(Data entries)
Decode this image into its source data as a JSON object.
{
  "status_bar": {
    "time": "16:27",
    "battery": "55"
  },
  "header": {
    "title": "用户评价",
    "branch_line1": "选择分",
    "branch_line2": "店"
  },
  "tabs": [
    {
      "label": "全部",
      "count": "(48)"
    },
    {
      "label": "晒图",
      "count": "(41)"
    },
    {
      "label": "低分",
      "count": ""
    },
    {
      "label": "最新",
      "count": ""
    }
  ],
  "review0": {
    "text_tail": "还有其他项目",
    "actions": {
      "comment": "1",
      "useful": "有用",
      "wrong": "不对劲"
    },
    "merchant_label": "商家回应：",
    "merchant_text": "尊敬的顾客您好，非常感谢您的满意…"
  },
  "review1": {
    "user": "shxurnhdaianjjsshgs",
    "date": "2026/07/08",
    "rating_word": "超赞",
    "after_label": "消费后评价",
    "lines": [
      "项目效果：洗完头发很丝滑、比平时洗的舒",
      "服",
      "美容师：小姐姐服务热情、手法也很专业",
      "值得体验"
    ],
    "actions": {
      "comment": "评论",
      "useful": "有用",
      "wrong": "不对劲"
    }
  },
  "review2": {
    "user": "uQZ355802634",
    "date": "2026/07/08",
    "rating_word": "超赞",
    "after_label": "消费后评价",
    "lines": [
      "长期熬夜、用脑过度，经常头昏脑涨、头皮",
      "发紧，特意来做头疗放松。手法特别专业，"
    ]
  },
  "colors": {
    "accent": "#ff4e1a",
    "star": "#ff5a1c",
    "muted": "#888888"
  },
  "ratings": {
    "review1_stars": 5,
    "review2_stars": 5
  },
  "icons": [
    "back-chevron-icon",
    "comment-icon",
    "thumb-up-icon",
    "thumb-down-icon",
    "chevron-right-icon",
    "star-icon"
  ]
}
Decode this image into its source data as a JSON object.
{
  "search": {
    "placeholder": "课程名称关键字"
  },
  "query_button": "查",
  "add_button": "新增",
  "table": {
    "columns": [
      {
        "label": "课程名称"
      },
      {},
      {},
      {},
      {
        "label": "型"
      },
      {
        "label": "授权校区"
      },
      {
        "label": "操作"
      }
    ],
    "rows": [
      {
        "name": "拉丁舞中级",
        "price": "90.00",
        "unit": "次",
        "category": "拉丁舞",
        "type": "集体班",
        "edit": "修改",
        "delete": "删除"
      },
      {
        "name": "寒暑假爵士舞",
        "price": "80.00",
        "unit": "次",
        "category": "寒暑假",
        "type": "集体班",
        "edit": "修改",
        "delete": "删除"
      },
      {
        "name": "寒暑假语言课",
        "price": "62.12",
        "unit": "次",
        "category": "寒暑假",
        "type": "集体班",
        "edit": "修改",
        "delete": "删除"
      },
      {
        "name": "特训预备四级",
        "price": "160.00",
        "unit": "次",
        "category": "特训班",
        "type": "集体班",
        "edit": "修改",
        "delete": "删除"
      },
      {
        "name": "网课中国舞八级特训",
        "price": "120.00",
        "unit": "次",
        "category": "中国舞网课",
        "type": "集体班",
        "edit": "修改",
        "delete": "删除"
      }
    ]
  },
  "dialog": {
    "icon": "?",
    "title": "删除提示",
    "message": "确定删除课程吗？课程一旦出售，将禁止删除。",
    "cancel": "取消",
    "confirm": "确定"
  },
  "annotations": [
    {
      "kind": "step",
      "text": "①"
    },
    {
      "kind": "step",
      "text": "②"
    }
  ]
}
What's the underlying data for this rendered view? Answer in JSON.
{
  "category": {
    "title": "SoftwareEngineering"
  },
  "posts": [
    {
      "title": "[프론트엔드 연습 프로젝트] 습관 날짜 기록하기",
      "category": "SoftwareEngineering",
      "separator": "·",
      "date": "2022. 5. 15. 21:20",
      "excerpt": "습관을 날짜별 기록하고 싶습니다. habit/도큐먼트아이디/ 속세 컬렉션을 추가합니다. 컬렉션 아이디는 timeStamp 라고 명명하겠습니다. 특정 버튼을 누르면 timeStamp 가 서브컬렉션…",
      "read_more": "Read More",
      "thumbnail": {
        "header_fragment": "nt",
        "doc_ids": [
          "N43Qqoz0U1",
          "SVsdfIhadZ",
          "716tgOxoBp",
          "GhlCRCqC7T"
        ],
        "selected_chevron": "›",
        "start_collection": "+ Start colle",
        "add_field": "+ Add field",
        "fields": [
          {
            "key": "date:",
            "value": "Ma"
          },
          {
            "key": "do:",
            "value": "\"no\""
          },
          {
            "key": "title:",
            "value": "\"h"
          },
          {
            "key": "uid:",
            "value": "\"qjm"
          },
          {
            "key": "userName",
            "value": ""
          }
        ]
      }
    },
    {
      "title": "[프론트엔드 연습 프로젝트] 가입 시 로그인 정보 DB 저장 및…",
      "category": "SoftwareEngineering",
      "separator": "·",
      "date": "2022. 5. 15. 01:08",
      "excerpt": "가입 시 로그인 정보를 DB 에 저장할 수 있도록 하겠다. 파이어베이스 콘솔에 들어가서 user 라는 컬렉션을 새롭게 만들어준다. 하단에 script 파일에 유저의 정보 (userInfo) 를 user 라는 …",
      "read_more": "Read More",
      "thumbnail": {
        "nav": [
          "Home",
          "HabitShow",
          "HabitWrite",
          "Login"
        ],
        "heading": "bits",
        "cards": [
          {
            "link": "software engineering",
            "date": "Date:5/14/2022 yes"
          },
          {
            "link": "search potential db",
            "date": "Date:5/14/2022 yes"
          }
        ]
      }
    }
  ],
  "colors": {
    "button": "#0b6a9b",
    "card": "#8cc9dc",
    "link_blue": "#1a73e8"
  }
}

• **Requirements**
Restate every entry word for word.

• **Response below**
Decode this image into its source data as a JSON object.
{
  "status_bar": {
    "time": "16:27",
    "battery": "55"
  },
  "header": {
    "title": "用户评价",
    "branch_line1": "选择分",
    "branch_line2": "店"
  },
  "tabs": [
    {
      "label": "全部",
      "count": "(48)"
    },
    {
      "label": "晒图",
      "count": "(41)"
    },
    {
      "label": "低分",
      "count": ""
    },
    {
      "label": "最新",
      "count": ""
    }
  ],
  "review0": {
    "text_tail": "还有其他项目",
    "actions": {
      "comment": "1",
      "useful": "有用",
      "wrong": "不对劲"
    },
    "merchant_label": "商家回应：",
    "merchant_text": "尊敬的顾客您好，非常感谢您的满意…"
  },
  "review1": {
    "user": "shxurnhdaianjjsshgs",
    "date": "2026/07/08",
    "rating_word": "超赞",
    "after_label": "消费后评价",
    "lines": [
      "项目效果：洗完头发很丝滑、比平时洗的舒",
      "服",
      "美容师：小姐姐服务热情、手法也很专业",
      "值得体验"
    ],
    "actions": {
      "comment": "评论",
      "useful": "有用",
      "wrong": "不对劲"
    }
  },
  "review2": {
    "user": "uQZ355802634",
    "date": "2026/07/08",
    "rating_word": "超赞",
    "after_label": "消费后评价",
    "lines": [
      "长期熬夜、用脑过度，经常头昏脑涨、头皮",
      "发紧，特意来做头疗放松。手法特别专业，"
    ]
  },
  "colors": {
    "accent": "#ff4e1a",
    "star": "#ff5a1c",
    "muted": "#888888"
  },
  "ratings": {
    "review1_stars": 5,
    "review2_stars": 5
  },
  "icons": [
    "back-chevron-icon",
    "comment-icon",
    "thumb-up-icon",
    "thumb-down-icon",
    "chevron-right-icon",
    "star-icon"
  ]
}
Decode this image into its source data as a JSON object.
{
  "search": {
    "placeholder": "课程名称关键字"
  },
  "query_button": "查",
  "add_button": "新增",
  "table": {
    "columns": [
      {
        "label": "课程名称"
      },
      {},
      {},
      {},
      {
        "label": "型"
      },
      {
        "label": "授权校区"
      },
      {
        "label": "操作"
      }
    ],
    "rows": [
      {
        "name": "拉丁舞中级",
        "price": "90.00",
        "unit": "次",
        "category": "拉丁舞",
        "type": "集体班",
        "edit": "修改",
        "delete": "删除"
      },
      {
        "name": "寒暑假爵士舞",
        "price": "80.00",
        "unit": "次",
        "category": "寒暑假",
        "type": "集体班",
        "edit": "修改",
        "delete": "删除"
      },
      {
        "name": "寒暑假语言课",
        "price": "62.12",
        "unit": "次",
        "category": "寒暑假",
        "type": "集体班",
        "edit": "修改",
        "delete": "删除"
      },
      {
        "name": "特训预备四级",
        "price": "160.00",
        "unit": "次",
        "category": "特训班",
        "type": "集体班",
        "edit": "修改",
        "delete": "删除"
      },
      {
        "name": "网课中国舞八级特训",
        "price": "120.00",
        "unit": "次",
        "category": "中国舞网课",
        "type": "集体班",
        "edit": "修改",
        "delete": "删除"
      }
    ]
  },
  "dialog": {
    "icon": "?",
    "title": "删除提示",
    "message": "确定删除课程吗？课程一旦出售，将禁止删除。",
    "cancel": "取消",
    "confirm": "确定"
  },
  "annotations": [
    {
      "kind": "step",
      "text": "①"
    },
    {
      "kind": "step",
      "text": "②"
    }
  ]
}
What's the underlying data for this rendered view? Answer in JSON.
{
  "category": {
    "title": "SoftwareEngineering"
  },
  "posts": [
    {
      "title": "[프론트엔드 연습 프로젝트] 습관 날짜 기록하기",
      "category": "SoftwareEngineering",
      "separator": "·",
      "date": "2022. 5. 15. 21:20",
      "excerpt": "습관을 날짜별 기록하고 싶습니다. habit/도큐먼트아이디/ 속세 컬렉션을 추가합니다. 컬렉션 아이디는 timeStamp 라고 명명하겠습니다. 특정 버튼을 누르면 timeStamp 가 서브컬렉션…",
      "read_more": "Read More",
      "thumbnail": {
        "header_fragment": "nt",
        "doc_ids": [
          "N43Qqoz0U1",
          "SVsdfIhadZ",
          "716tgOxoBp",
          "GhlCRCqC7T"
        ],
        "selected_chevron": "›",
        "start_collection": "+ Start colle",
        "add_field": "+ Add field",
        "fields": [
          {
            "key": "date:",
            "value": "Ma"
          },
          {
            "key": "do:",
            "value": "\"no\""
          },
          {
            "key": "title:",
            "value": "\"h"
          },
          {
            "key": "uid:",
            "value": "\"qjm"
          },
          {
            "key": "userName",
            "value": ""
          }
        ]
      }
    },
    {
      "title": "[프론트엔드 연습 프로젝트] 가입 시 로그인 정보 DB 저장 및…",
      "category": "SoftwareEngineering",
      "separator": "·",
      "date": "2022. 5. 15. 01:08",
      "excerpt": "가입 시 로그인 정보를 DB 에 저장할 수 있도록 하겠다. 파이어베이스 콘솔에 들어가서 user 라는 컬렉션을 새롭게 만들어준다. 하단에 script 파일에 유저의 정보 (userInfo) 를 user 라는 …",
      "read_more": "Read More",
      "thumbnail": {
        "nav": [
          "Home",
          "HabitShow",
          "HabitWrite",
          "Login"
        ],
        "heading": "bits",
        "cards": [
          {
            "link": "software engineering",
            "date": "Date:5/14/2022 yes"
          },
          {
            "link": "search potential db",
            "date": "Date:5/14/2022 yes"
          }
        ]
      }
    }
  ],
  "colors": {
    "button": "#0b6a9b",
    "card": "#8cc9dc",
    "link_blue": "#1a73e8"
  }
}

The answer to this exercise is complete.